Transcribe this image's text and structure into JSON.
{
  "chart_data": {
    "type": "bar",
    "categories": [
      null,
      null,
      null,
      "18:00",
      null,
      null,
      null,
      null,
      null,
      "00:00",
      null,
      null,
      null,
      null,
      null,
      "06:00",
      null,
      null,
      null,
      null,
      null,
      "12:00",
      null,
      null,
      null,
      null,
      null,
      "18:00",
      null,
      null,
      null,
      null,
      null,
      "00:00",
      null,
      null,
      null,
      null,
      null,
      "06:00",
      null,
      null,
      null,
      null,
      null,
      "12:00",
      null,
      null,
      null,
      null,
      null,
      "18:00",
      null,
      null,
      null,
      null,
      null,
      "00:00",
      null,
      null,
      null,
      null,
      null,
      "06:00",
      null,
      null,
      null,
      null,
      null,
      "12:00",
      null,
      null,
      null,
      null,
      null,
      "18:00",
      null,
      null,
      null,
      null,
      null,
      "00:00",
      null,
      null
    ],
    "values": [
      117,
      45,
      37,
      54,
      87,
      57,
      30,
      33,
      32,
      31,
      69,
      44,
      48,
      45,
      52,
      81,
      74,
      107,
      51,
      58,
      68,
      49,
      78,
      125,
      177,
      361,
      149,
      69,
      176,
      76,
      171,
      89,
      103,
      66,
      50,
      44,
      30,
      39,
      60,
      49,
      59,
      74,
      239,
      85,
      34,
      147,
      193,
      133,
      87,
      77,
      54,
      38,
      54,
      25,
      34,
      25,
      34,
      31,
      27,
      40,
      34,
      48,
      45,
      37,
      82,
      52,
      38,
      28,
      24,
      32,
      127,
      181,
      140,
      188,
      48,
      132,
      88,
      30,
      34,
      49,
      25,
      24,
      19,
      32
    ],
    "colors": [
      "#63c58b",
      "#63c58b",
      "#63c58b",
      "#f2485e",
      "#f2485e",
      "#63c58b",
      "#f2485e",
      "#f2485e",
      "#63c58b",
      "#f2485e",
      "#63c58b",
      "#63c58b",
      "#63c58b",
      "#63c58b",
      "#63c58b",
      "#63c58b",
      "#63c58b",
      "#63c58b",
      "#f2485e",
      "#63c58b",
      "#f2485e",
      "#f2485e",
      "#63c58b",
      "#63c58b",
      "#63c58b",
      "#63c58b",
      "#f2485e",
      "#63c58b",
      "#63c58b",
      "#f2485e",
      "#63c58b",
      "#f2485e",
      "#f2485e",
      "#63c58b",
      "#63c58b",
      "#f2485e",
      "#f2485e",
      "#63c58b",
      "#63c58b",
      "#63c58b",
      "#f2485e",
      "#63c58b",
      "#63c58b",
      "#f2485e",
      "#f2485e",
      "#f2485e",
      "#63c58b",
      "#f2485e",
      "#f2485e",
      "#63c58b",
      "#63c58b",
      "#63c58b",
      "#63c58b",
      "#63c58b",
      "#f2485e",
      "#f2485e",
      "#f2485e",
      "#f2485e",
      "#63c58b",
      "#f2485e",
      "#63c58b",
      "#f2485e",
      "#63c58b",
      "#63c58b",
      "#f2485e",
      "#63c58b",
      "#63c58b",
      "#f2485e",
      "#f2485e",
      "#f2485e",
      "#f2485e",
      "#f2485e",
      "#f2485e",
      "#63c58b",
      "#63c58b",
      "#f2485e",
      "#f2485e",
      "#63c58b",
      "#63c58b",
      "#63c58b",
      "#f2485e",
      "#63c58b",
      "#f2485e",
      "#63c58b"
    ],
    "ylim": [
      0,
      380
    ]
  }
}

####################

Task objective: Output every record above exactly as it appears.

Solved problem:
Transcribe this image's text and structure into JSON.
{
  "chart_data": {
    "type": "bar",
    "categories": [
      null,
      null,
      null,
      "18:00",
      null,
      null,
      null,
      null,
      null,
      "00:00",
      null,
      null,
      null,
      null,
      null,
      "06:00",
      null,
      null,
      null,
      null,
      null,
      "12:00",
      null,
      null,
      null,
      null,
      null,
      "18:00",
      null,
      null,
      null,
      null,
      null,
      "00:00",
      null,
      null,
      null,
      null,
      null,
      "06:00",
      null,
      null,
      null,
      null,
      null,
      "12:00",
      null,
      null,
      null,
      null,
      null,
      "18:00",
      null,
      null,
      null,
      null,
      null,
      "00:00",
      null,
      null,
      null,
      null,
      null,
      "06:00",
      null,
      null,
      null,
      null,
      null,
      "12:00",
      null,
      null,
      null,
      null,
      null,
      "18:00",
      null,
      null,
      null,
      null,
      null,
      "00:00",
      null,
      null
    ],
    "values": [
      117,
      45,
      37,
      54,
      87,
      57,
      30,
      33,
      32,
      31,
      69,
      44,
      48,
      45,
      52,
      81,
      74,
      107,
      51,
      58,
      68,
      49,
      78,
      125,
      177,
      361,
      149,
      69,
      176,
      76,
      171,
      89,
      103,
      66,
      50,
      44,
      30,
      39,
      60,
      49,
      59,
      74,
      239,
      85,
      34,
      147,
      193,
      133,
      87,
      77,
      54,
      38,
      54,
      25,
      34,
      25,
      34,
      31,
      27,
      40,
      34,
      48,
      45,
      37,
      82,
      52,
      38,
      28,
      24,
      32,
      127,
      181,
      140,
      188,
      48,
      132,
      88,
      30,
      34,
      49,
      25,
      24,
      19,
      32
    ],
    "colors": [
      "#63c58b",
      "#63c58b",
      "#63c58b",
      "#f2485e",
      "#f2485e",
      "#63c58b",
      "#f2485e",
      "#f2485e",
      "#63c58b",
      "#f2485e",
      "#63c58b",
      "#63c58b",
      "#63c58b",
      "#63c58b",
      "#63c58b",
      "#63c58b",
      "#63c58b",
      "#63c58b",
      "#f2485e",
      "#63c58b",
      "#f2485e",
      "#f2485e",
      "#63c58b",
      "#63c58b",
      "#63c58b",
      "#63c58b",
      "#f2485e",
      "#63c58b",
      "#63c58b",
      "#f2485e",
      "#63c58b",
      "#f2485e",
      "#f2485e",
      "#63c58b",
      "#63c58b",
      "#f2485e",
      "#f2485e",
      "#63c58b",
      "#63c58b",
      "#63c58b",
      "#f2485e",
      "#63c58b",
      "#63c58b",
      "#f2485e",
      "#f2485e",
      "#f2485e",
      "#63c58b",
      "#f2485e",
      "#f2485e",
      "#63c58b",
      "#63c58b",
      "#63c58b",
      "#63c58b",
      "#63c58b",
      "#f2485e",
      "#f2485e",
      "#f2485e",
      "#f2485e",
      "#63c58b",
      "#f2485e",
      "#63c58b",
      "#f2485e",
      "#63c58b",
      "#63c58b",
      "#f2485e",
      "#63c58b",
      "#63c58b",
      "#f2485e",
      "#f2485e",
      "#f2485e",
      "#f2485e",
      "#f2485e",
      "#f2485e",
      "#63c58b",
      "#63c58b",
      "#f2485e",
      "#f2485e",
      "#63c58b",
      "#63c58b",
      "#63c58b",
      "#f2485e",
      "#63c58b",
      "#f2485e",
      "#63c58b"
    ],
    "ylim": [
      0,
      380
    ]
  }
}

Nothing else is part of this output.